- [WORKING DATA]

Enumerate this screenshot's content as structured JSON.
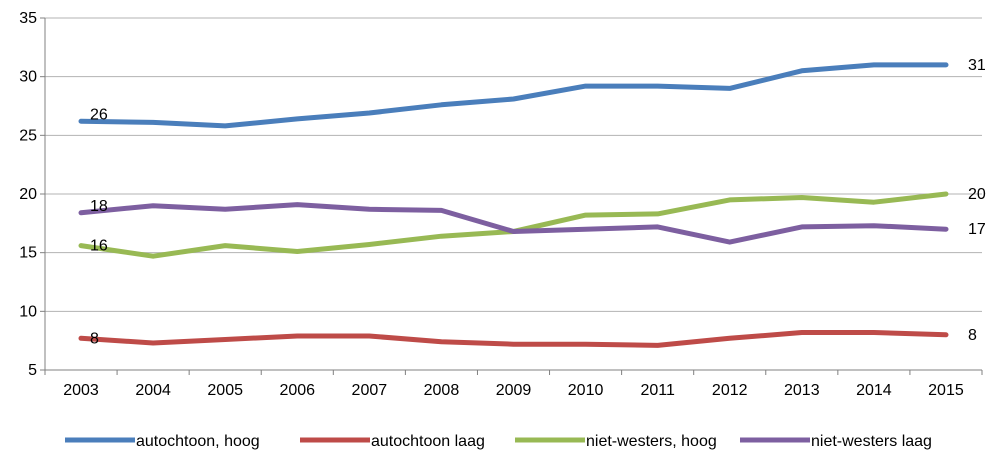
{
  "chart_data": {
    "type": "line",
    "title": "",
    "xlabel": "",
    "ylabel": "",
    "x": [
      "2003",
      "2004",
      "2005",
      "2006",
      "2007",
      "2008",
      "2009",
      "2010",
      "2011",
      "2012",
      "2013",
      "2014",
      "2015"
    ],
    "ylim": [
      5,
      35
    ],
    "yticks": [
      5,
      10,
      15,
      20,
      25,
      30,
      35
    ],
    "grid": true,
    "legend_position": "bottom",
    "series": [
      {
        "name": "autochtoon, hoog",
        "color": "#4a7ebb",
        "values": [
          26.2,
          26.1,
          25.8,
          26.4,
          26.9,
          27.6,
          28.1,
          29.2,
          29.2,
          29.0,
          30.5,
          31.0,
          31.0
        ],
        "labels": [
          {
            "index": 0,
            "text": "26"
          },
          {
            "index": 12,
            "text": "31"
          }
        ]
      },
      {
        "name": "autochtoon laag",
        "color": "#be4b48",
        "values": [
          7.7,
          7.3,
          7.6,
          7.9,
          7.9,
          7.4,
          7.2,
          7.2,
          7.1,
          7.7,
          8.2,
          8.2,
          8.0
        ],
        "labels": [
          {
            "index": 0,
            "text": "8"
          },
          {
            "index": 12,
            "text": "8"
          }
        ]
      },
      {
        "name": "niet-westers, hoog",
        "color": "#98b954",
        "values": [
          15.6,
          14.7,
          15.6,
          15.1,
          15.7,
          16.4,
          16.8,
          18.2,
          18.3,
          19.5,
          19.7,
          19.3,
          20.0
        ],
        "labels": [
          {
            "index": 0,
            "text": "16"
          },
          {
            "index": 12,
            "text": "20"
          }
        ]
      },
      {
        "name": "niet-westers laag",
        "color": "#7d5fa0",
        "values": [
          18.4,
          19.0,
          18.7,
          19.1,
          18.7,
          18.6,
          16.8,
          17.0,
          17.2,
          15.9,
          17.2,
          17.3,
          17.0
        ],
        "labels": [
          {
            "index": 0,
            "text": "18"
          },
          {
            "index": 12,
            "text": "17"
          }
        ]
      }
    ]
  }
}
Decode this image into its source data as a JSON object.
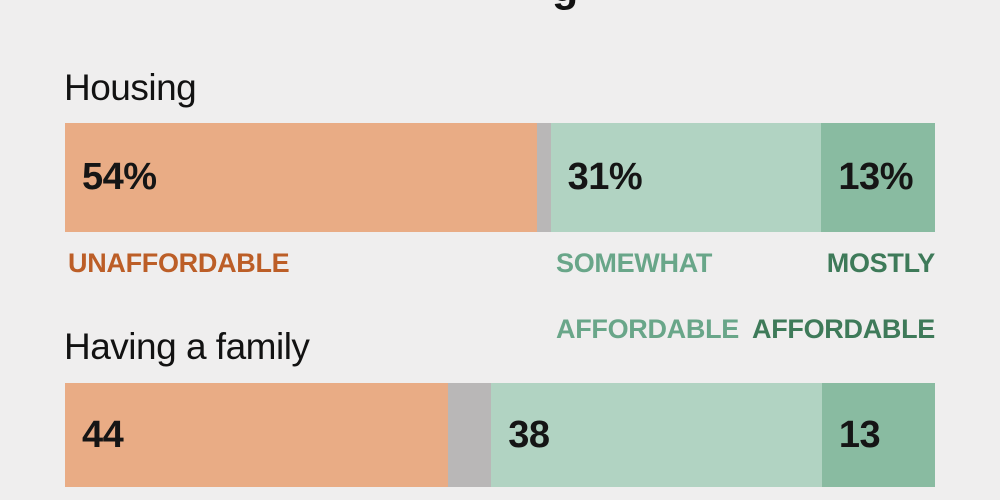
{
  "page": {
    "background": "#efeeee",
    "title_fragment": "g"
  },
  "legend": {
    "unaffordable": "UNAFFORDABLE",
    "somewhat_line1": "SOMEWHAT",
    "somewhat_line2": "AFFORDABLE",
    "mostly_line1": "MOSTLY",
    "mostly_line2": "AFFORDABLE",
    "unaffordable_color": "#bc5e27",
    "somewhat_color": "#69a689",
    "mostly_color": "#3e7a59"
  },
  "chart_data": {
    "type": "bar",
    "subtype": "stacked-horizontal",
    "categories": [
      "Housing",
      "Having a family"
    ],
    "xlim": [
      0,
      100
    ],
    "grid": false,
    "legend_position": "below-first-bar",
    "series": [
      {
        "key": "unaffordable",
        "name": "Unaffordable",
        "values": [
          54,
          44
        ],
        "labels": [
          "54%",
          "44"
        ],
        "color": "#e9ac85"
      },
      {
        "key": "no-answer",
        "name": "Unlabeled gray gap",
        "values": [
          1.6,
          5
        ],
        "labels": [
          "",
          ""
        ],
        "color": "#b9b7b7"
      },
      {
        "key": "somewhat-affordable",
        "name": "Somewhat affordable",
        "values": [
          31,
          38
        ],
        "labels": [
          "31%",
          "38"
        ],
        "color": "#b1d3c2"
      },
      {
        "key": "mostly-affordable",
        "name": "Mostly affordable",
        "values": [
          13,
          13
        ],
        "labels": [
          "13%",
          "13"
        ],
        "color": "#89bba1"
      }
    ],
    "value_text_color": "#151515"
  }
}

- [PROBLEM TO SOLVE]
Identify all lines in the records above with the word "autochtoon".

- [RESPONSE]
        "name": "autochtoon, hoog",
        "name": "autochtoon laag",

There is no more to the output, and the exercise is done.